- _Required action_:
Word for word, output the data, with none of its pictures.

- _Provided records_:
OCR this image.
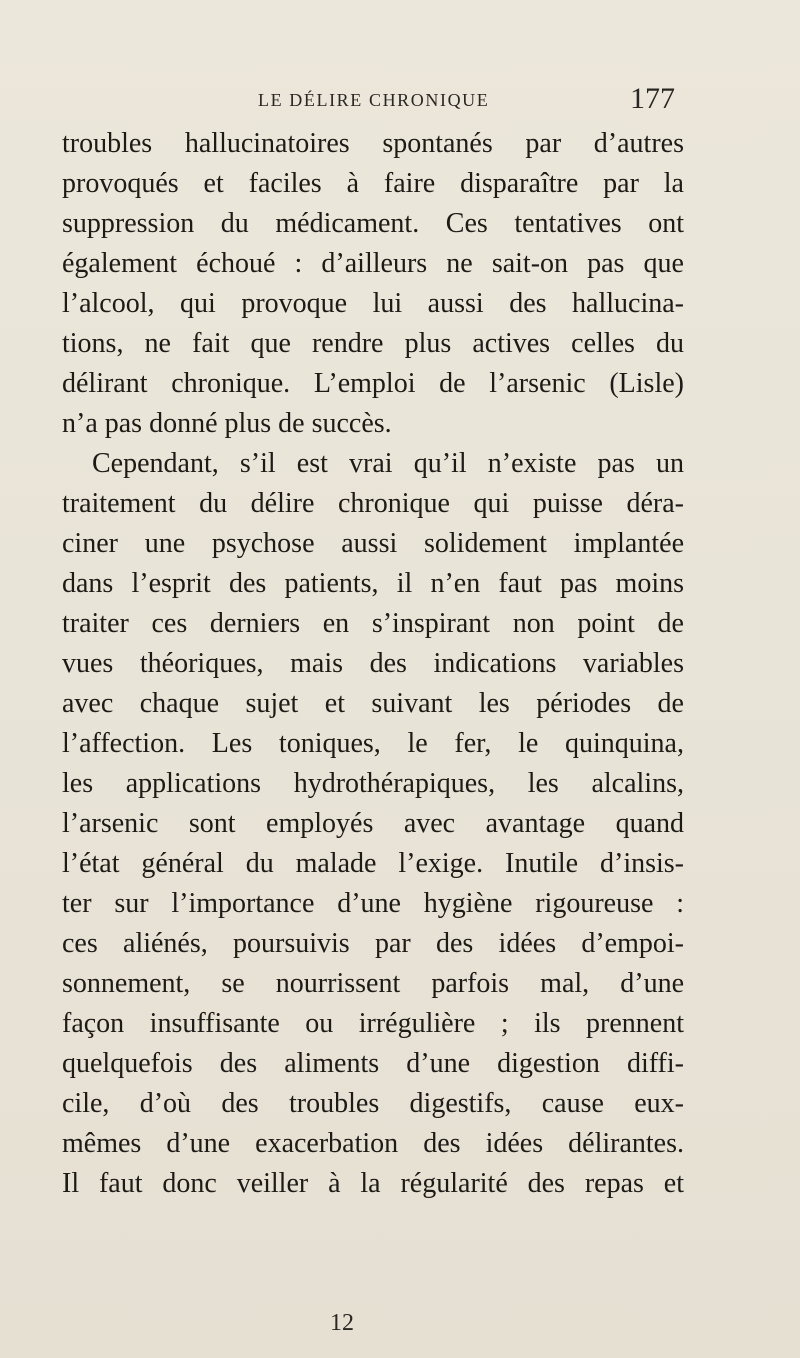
LE DÉLIRE CHRONIQUE	177
troubles hallucinatoires spontanés par d’autres
provoqués et faciles à faire disparaître par la
suppression du médicament. Ces tentatives ont
également échoué : d’ailleurs ne sait-on pas que
l’alcool, qui provoque lui aussi des hallucina-
tions, ne fait que rendre plus actives celles du
délirant chronique. L’emploi de l’arsenic (Lisle)
n’a pas donné plus de succès.
Cependant, s’il est vrai qu’il n’existe pas un
traitement du délire chronique qui puisse déra-
ciner une psychose aussi solidement implantée
dans l’esprit des patients, il n’en faut pas moins
traiter ces derniers en s’inspirant non point de
vues théoriques, mais des indications variables
avec chaque sujet et suivant les périodes de
l’affection. Les toniques, le fer, le quinquina,
les applications hydrothérapiques, les alcalins,
l’arsenic sont employés avec avantage quand
l’état général du malade l’exige. Inutile d’insis-
ter sur l’importance d’une hygiène rigoureuse :
ces aliénés, poursuivis par des idées d’empoi-
sonnement, se nourrissent parfois mal, d’une
façon insuffisante ou irrégulière ; ils prennent
quelquefois des aliments d’une digestion diffi-
cile, d’où des troubles digestifs, cause eux-
mêmes d’une exacerbation des idées délirantes.
Il faut donc veiller à la régularité des repas et
12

- _Exercise result_:
OCR this image.
LE DÉLIRE CHRONIQUE	177
troubles hallucinatoires spontanés par d’autres
provoqués et faciles à faire disparaître par la
suppression du médicament. Ces tentatives ont
également échoué : d’ailleurs ne sait-on pas que
l’alcool, qui provoque lui aussi des hallucina-
tions, ne fait que rendre plus actives celles du
délirant chronique. L’emploi de l’arsenic (Lisle)
n’a pas donné plus de succès.
Cependant, s’il est vrai qu’il n’existe pas un
traitement du délire chronique qui puisse déra-
ciner une psychose aussi solidement implantée
dans l’esprit des patients, il n’en faut pas moins
traiter ces derniers en s’inspirant non point de
vues théoriques, mais des indications variables
avec chaque sujet et suivant les périodes de
l’affection. Les toniques, le fer, le quinquina,
les applications hydrothérapiques, les alcalins,
l’arsenic sont employés avec avantage quand
l’état général du malade l’exige. Inutile d’insis-
ter sur l’importance d’une hygiène rigoureuse :
ces aliénés, poursuivis par des idées d’empoi-
sonnement, se nourrissent parfois mal, d’une
façon insuffisante ou irrégulière ; ils prennent
quelquefois des aliments d’une digestion diffi-
cile, d’où des troubles digestifs, cause eux-
mêmes d’une exacerbation des idées délirantes.
Il faut donc veiller à la régularité des repas et
12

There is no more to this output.